Given exercise:
Records follow. Select each line holding "secured".

(Dataset entries)
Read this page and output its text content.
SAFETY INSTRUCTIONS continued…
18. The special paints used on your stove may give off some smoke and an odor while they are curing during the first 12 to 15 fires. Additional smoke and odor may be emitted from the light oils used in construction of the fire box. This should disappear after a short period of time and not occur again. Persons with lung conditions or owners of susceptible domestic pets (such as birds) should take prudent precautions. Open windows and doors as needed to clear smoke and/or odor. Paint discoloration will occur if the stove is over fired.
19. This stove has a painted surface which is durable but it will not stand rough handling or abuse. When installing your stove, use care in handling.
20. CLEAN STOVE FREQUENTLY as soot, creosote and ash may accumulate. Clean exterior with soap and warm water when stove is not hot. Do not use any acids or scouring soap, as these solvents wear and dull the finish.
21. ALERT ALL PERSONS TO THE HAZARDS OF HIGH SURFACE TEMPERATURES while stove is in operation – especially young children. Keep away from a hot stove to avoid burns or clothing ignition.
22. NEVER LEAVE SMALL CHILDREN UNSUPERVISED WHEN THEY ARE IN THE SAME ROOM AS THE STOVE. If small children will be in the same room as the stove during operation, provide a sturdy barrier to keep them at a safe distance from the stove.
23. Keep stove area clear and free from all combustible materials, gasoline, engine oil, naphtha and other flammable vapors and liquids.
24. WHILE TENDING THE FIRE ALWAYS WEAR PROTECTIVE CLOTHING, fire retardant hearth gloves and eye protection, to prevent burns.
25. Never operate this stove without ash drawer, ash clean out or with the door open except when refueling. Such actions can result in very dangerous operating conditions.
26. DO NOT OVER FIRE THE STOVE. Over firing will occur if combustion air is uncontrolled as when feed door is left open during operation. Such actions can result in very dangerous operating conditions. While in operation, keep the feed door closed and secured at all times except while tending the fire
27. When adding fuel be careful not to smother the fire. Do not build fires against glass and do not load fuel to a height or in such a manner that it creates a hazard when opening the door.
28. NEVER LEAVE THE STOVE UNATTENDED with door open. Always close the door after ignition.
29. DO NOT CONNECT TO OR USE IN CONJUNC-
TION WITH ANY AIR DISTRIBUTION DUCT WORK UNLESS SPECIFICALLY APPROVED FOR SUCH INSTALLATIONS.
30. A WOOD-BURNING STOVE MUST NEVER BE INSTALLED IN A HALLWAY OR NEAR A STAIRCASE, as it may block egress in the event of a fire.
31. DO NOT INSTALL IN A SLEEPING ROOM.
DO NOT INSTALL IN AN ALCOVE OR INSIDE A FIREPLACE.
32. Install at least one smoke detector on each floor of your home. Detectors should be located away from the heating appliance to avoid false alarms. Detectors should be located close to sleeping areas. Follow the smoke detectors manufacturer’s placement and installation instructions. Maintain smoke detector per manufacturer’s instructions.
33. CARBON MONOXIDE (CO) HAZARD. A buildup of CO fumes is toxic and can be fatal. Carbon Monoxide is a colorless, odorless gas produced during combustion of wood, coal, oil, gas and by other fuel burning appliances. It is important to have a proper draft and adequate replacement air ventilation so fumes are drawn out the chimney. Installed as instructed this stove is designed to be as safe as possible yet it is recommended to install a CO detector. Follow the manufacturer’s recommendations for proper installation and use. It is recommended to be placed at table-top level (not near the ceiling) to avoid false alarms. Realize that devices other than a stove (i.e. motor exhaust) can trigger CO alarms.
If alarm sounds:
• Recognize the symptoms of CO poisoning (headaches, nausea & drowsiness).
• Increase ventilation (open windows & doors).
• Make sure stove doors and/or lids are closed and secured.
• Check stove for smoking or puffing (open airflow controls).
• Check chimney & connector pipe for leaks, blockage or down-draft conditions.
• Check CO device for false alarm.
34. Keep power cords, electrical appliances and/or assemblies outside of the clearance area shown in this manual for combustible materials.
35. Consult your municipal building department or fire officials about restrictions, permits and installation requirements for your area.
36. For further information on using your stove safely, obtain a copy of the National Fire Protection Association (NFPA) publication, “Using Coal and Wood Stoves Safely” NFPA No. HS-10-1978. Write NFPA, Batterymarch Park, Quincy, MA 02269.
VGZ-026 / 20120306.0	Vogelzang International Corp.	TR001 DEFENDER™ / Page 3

Correct response:
26. DO NOT OVER FIRE THE STOVE. Over firing will occur if combustion air is uncontrolled as when feed door is left open during operation. Such actions can result in very dangerous operating conditions. While in operation, keep the feed door closed and secured at all times except while tending the fire
• Make sure stove doors and/or lids are closed and secured.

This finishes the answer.